((

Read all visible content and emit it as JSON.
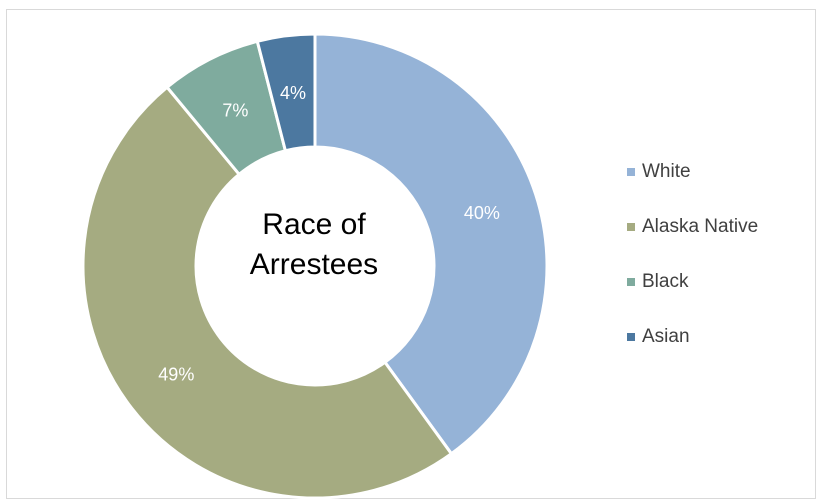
{
  "chart_data": {
    "type": "pie",
    "title": "Race of Arrestees",
    "title_lines": [
      "Race of",
      "Arrestees"
    ],
    "categories": [
      "White",
      "Alaska Native",
      "Black",
      "Asian"
    ],
    "values": [
      40,
      49,
      7,
      4
    ],
    "data_labels": [
      "40%",
      "49%",
      "7%",
      "4%"
    ],
    "colors": [
      "#95b3d7",
      "#a5ab81",
      "#7fab9e",
      "#4c78a0"
    ],
    "donut": true,
    "legend_position": "right"
  }
}
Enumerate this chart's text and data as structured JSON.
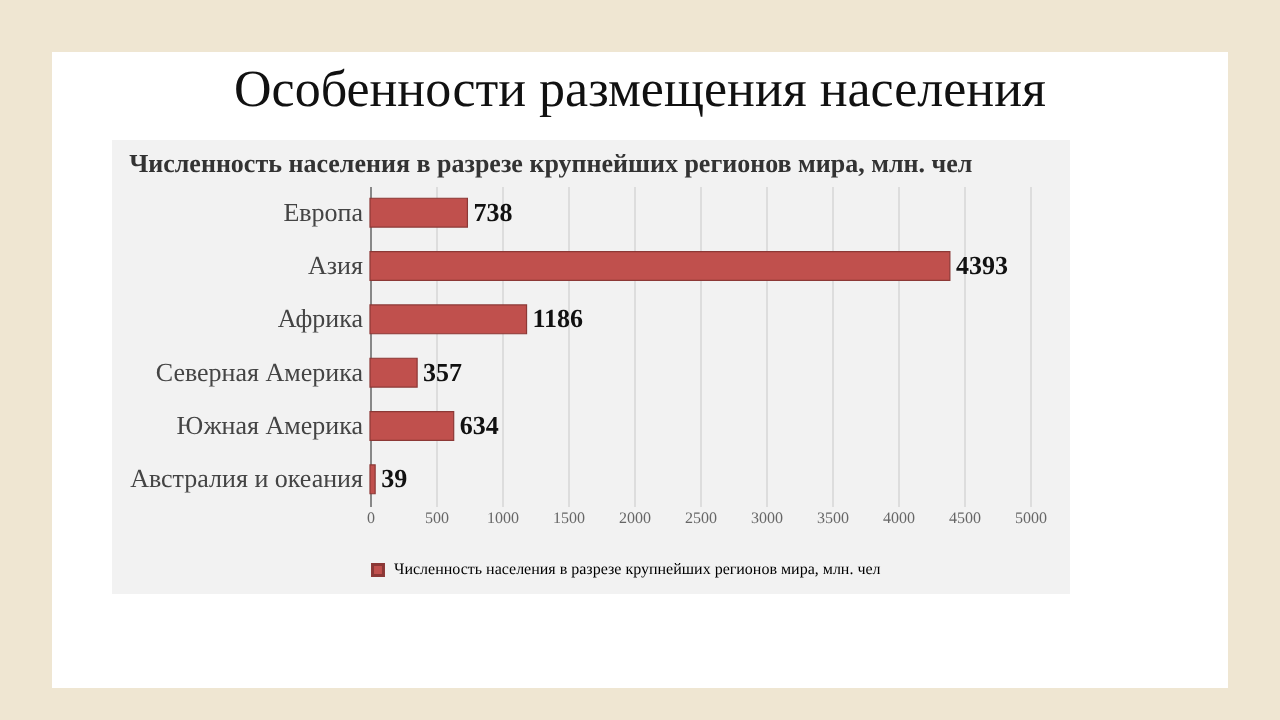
{
  "chart_data": {
    "type": "bar",
    "orientation": "horizontal",
    "title": "Особенности размещения населения",
    "subtitle": "Численность населения в разрезе крупнейших регионов мира, млн. чел",
    "categories": [
      "Европа",
      "Азия",
      "Африка",
      "Северная Америка",
      "Южная Америка",
      "Австралия и океания"
    ],
    "series": [
      {
        "name": "Численность населения в разрезе крупнейших регионов мира, млн. чел",
        "color": "#c0504d",
        "values": [
          738,
          4393,
          1186,
          357,
          634,
          39
        ]
      }
    ],
    "xlim": [
      0,
      5000
    ],
    "xticks": [
      0,
      500,
      1000,
      1500,
      2000,
      2500,
      3000,
      3500,
      4000,
      4500,
      5000
    ],
    "grid": "x",
    "legend": "bottom",
    "data_labels": true
  }
}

))

[Description of the task]: Images in the data above are to be skipped. Retype all other material exactly.

[Task output]:
Read all visible content and emit it as JSON.
{
  "chart_data": {
    "type": "pie",
    "title": "Race of Arrestees",
    "title_lines": [
      "Race of",
      "Arrestees"
    ],
    "categories": [
      "White",
      "Alaska Native",
      "Black",
      "Asian"
    ],
    "values": [
      40,
      49,
      7,
      4
    ],
    "data_labels": [
      "40%",
      "49%",
      "7%",
      "4%"
    ],
    "colors": [
      "#95b3d7",
      "#a5ab81",
      "#7fab9e",
      "#4c78a0"
    ],
    "donut": true,
    "legend_position": "right"
  }
}
Enumerate this chart's text and data as structured JSON.
{
  "chart_data": {
    "type": "bar",
    "orientation": "horizontal",
    "title": "Особенности размещения населения",
    "subtitle": "Численность населения в разрезе крупнейших регионов мира, млн. чел",
    "categories": [
      "Европа",
      "Азия",
      "Африка",
      "Северная Америка",
      "Южная Америка",
      "Австралия и океания"
    ],
    "series": [
      {
        "name": "Численность населения в разрезе крупнейших регионов мира, млн. чел",
        "color": "#c0504d",
        "values": [
          738,
          4393,
          1186,
          357,
          634,
          39
        ]
      }
    ],
    "xlim": [
      0,
      5000
    ],
    "xticks": [
      0,
      500,
      1000,
      1500,
      2000,
      2500,
      3000,
      3500,
      4000,
      4500,
      5000
    ],
    "grid": "x",
    "legend": "bottom",
    "data_labels": true
  }
}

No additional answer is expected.